Instruction
Transcribe the full listing exactly, and drop every picture.

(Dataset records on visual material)
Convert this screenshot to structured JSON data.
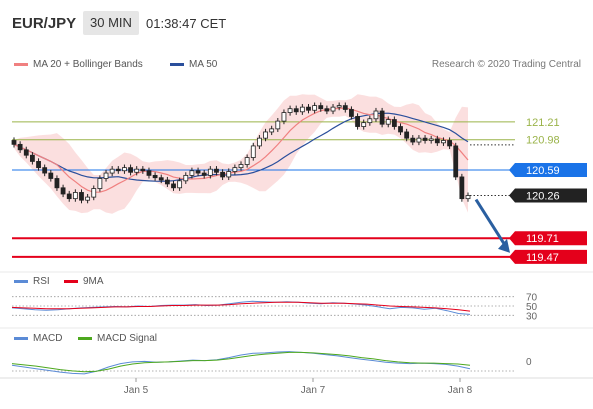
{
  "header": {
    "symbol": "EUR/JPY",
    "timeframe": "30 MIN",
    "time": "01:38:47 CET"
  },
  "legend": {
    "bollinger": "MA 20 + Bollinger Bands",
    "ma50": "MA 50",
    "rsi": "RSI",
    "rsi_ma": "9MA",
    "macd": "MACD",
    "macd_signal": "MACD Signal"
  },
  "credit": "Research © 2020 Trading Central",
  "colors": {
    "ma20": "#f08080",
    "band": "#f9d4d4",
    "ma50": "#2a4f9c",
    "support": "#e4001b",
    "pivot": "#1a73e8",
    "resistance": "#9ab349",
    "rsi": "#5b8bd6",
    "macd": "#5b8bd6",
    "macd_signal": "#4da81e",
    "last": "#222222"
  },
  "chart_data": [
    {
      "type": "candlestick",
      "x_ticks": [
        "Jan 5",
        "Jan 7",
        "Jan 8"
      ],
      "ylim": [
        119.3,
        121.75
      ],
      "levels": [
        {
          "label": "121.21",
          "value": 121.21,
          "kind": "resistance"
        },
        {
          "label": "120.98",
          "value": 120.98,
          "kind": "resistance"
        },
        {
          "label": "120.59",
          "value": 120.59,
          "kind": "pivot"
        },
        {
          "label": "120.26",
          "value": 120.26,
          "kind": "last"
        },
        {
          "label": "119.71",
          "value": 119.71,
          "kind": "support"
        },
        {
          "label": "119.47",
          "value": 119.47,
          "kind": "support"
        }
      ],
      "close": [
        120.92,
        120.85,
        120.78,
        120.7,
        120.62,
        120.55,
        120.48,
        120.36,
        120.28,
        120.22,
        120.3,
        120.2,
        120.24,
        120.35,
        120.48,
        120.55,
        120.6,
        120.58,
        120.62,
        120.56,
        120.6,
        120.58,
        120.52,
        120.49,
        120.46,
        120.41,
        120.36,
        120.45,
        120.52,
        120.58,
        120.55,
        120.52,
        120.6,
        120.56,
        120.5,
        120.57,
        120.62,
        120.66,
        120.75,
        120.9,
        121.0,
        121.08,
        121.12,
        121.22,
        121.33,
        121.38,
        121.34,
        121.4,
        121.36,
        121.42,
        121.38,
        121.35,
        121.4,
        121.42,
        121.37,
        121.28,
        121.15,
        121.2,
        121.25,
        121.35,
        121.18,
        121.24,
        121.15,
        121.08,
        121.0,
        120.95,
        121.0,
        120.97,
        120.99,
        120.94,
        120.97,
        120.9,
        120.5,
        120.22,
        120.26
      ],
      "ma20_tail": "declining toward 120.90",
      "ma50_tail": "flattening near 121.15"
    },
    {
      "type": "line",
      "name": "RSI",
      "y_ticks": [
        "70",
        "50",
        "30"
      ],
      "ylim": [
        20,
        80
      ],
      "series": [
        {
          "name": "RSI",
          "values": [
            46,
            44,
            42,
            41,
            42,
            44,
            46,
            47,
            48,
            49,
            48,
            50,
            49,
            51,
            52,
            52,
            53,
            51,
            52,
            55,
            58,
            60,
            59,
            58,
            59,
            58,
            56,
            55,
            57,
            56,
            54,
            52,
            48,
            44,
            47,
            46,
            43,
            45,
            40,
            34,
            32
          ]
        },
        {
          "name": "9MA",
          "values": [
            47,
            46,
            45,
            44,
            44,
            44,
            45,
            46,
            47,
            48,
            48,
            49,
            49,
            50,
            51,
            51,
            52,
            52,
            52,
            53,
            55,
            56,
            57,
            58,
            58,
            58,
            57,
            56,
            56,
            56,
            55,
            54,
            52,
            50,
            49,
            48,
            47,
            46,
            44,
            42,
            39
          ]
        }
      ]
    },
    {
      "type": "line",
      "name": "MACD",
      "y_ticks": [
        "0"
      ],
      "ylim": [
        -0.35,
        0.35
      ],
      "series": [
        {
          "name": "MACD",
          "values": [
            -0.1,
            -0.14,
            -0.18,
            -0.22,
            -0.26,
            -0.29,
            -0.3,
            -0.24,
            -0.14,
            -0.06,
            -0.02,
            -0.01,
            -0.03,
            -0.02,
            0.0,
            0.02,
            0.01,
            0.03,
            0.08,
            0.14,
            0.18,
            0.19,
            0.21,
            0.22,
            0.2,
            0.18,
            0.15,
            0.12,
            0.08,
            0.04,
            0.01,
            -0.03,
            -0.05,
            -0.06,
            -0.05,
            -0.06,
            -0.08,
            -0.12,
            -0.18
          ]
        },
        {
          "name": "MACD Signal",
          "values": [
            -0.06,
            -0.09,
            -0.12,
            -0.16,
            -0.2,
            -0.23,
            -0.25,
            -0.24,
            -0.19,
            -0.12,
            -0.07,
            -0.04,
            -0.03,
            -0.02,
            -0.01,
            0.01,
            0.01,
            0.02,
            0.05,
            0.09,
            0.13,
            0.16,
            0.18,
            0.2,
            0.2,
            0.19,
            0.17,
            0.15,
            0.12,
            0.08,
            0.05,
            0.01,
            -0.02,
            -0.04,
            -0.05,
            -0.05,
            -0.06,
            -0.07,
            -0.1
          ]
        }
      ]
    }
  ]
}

Answer for this exercise
Convert this screenshot to structured JSON data.
{
  "header": {
    "symbol": "EUR/JPY",
    "timeframe": "30 MIN",
    "time": "01:38:47 CET"
  },
  "legend": {
    "bollinger": "MA 20 + Bollinger Bands",
    "ma50": "MA 50",
    "rsi": "RSI",
    "rsi_ma": "9MA",
    "macd": "MACD",
    "macd_signal": "MACD Signal"
  },
  "credit": "Research © 2020 Trading Central",
  "colors": {
    "ma20": "#f08080",
    "band": "#f9d4d4",
    "ma50": "#2a4f9c",
    "support": "#e4001b",
    "pivot": "#1a73e8",
    "resistance": "#9ab349",
    "rsi": "#5b8bd6",
    "macd": "#5b8bd6",
    "macd_signal": "#4da81e",
    "last": "#222222"
  },
  "chart_data": [
    {
      "type": "candlestick",
      "x_ticks": [
        "Jan 5",
        "Jan 7",
        "Jan 8"
      ],
      "ylim": [
        119.3,
        121.75
      ],
      "levels": [
        {
          "label": "121.21",
          "value": 121.21,
          "kind": "resistance"
        },
        {
          "label": "120.98",
          "value": 120.98,
          "kind": "resistance"
        },
        {
          "label": "120.59",
          "value": 120.59,
          "kind": "pivot"
        },
        {
          "label": "120.26",
          "value": 120.26,
          "kind": "last"
        },
        {
          "label": "119.71",
          "value": 119.71,
          "kind": "support"
        },
        {
          "label": "119.47",
          "value": 119.47,
          "kind": "support"
        }
      ],
      "close": [
        120.92,
        120.85,
        120.78,
        120.7,
        120.62,
        120.55,
        120.48,
        120.36,
        120.28,
        120.22,
        120.3,
        120.2,
        120.24,
        120.35,
        120.48,
        120.55,
        120.6,
        120.58,
        120.62,
        120.56,
        120.6,
        120.58,
        120.52,
        120.49,
        120.46,
        120.41,
        120.36,
        120.45,
        120.52,
        120.58,
        120.55,
        120.52,
        120.6,
        120.56,
        120.5,
        120.57,
        120.62,
        120.66,
        120.75,
        120.9,
        121.0,
        121.08,
        121.12,
        121.22,
        121.33,
        121.38,
        121.34,
        121.4,
        121.36,
        121.42,
        121.38,
        121.35,
        121.4,
        121.42,
        121.37,
        121.28,
        121.15,
        121.2,
        121.25,
        121.35,
        121.18,
        121.24,
        121.15,
        121.08,
        121.0,
        120.95,
        121.0,
        120.97,
        120.99,
        120.94,
        120.97,
        120.9,
        120.5,
        120.22,
        120.26
      ],
      "ma20_tail": "declining toward 120.90",
      "ma50_tail": "flattening near 121.15"
    },
    {
      "type": "line",
      "name": "RSI",
      "y_ticks": [
        "70",
        "50",
        "30"
      ],
      "ylim": [
        20,
        80
      ],
      "series": [
        {
          "name": "RSI",
          "values": [
            46,
            44,
            42,
            41,
            42,
            44,
            46,
            47,
            48,
            49,
            48,
            50,
            49,
            51,
            52,
            52,
            53,
            51,
            52,
            55,
            58,
            60,
            59,
            58,
            59,
            58,
            56,
            55,
            57,
            56,
            54,
            52,
            48,
            44,
            47,
            46,
            43,
            45,
            40,
            34,
            32
          ]
        },
        {
          "name": "9MA",
          "values": [
            47,
            46,
            45,
            44,
            44,
            44,
            45,
            46,
            47,
            48,
            48,
            49,
            49,
            50,
            51,
            51,
            52,
            52,
            52,
            53,
            55,
            56,
            57,
            58,
            58,
            58,
            57,
            56,
            56,
            56,
            55,
            54,
            52,
            50,
            49,
            48,
            47,
            46,
            44,
            42,
            39
          ]
        }
      ]
    },
    {
      "type": "line",
      "name": "MACD",
      "y_ticks": [
        "0"
      ],
      "ylim": [
        -0.35,
        0.35
      ],
      "series": [
        {
          "name": "MACD",
          "values": [
            -0.1,
            -0.14,
            -0.18,
            -0.22,
            -0.26,
            -0.29,
            -0.3,
            -0.24,
            -0.14,
            -0.06,
            -0.02,
            -0.01,
            -0.03,
            -0.02,
            0.0,
            0.02,
            0.01,
            0.03,
            0.08,
            0.14,
            0.18,
            0.19,
            0.21,
            0.22,
            0.2,
            0.18,
            0.15,
            0.12,
            0.08,
            0.04,
            0.01,
            -0.03,
            -0.05,
            -0.06,
            -0.05,
            -0.06,
            -0.08,
            -0.12,
            -0.18
          ]
        },
        {
          "name": "MACD Signal",
          "values": [
            -0.06,
            -0.09,
            -0.12,
            -0.16,
            -0.2,
            -0.23,
            -0.25,
            -0.24,
            -0.19,
            -0.12,
            -0.07,
            -0.04,
            -0.03,
            -0.02,
            -0.01,
            0.01,
            0.01,
            0.02,
            0.05,
            0.09,
            0.13,
            0.16,
            0.18,
            0.2,
            0.2,
            0.19,
            0.17,
            0.15,
            0.12,
            0.08,
            0.05,
            0.01,
            -0.02,
            -0.04,
            -0.05,
            -0.05,
            -0.06,
            -0.07,
            -0.1
          ]
        }
      ]
    }
  ]
}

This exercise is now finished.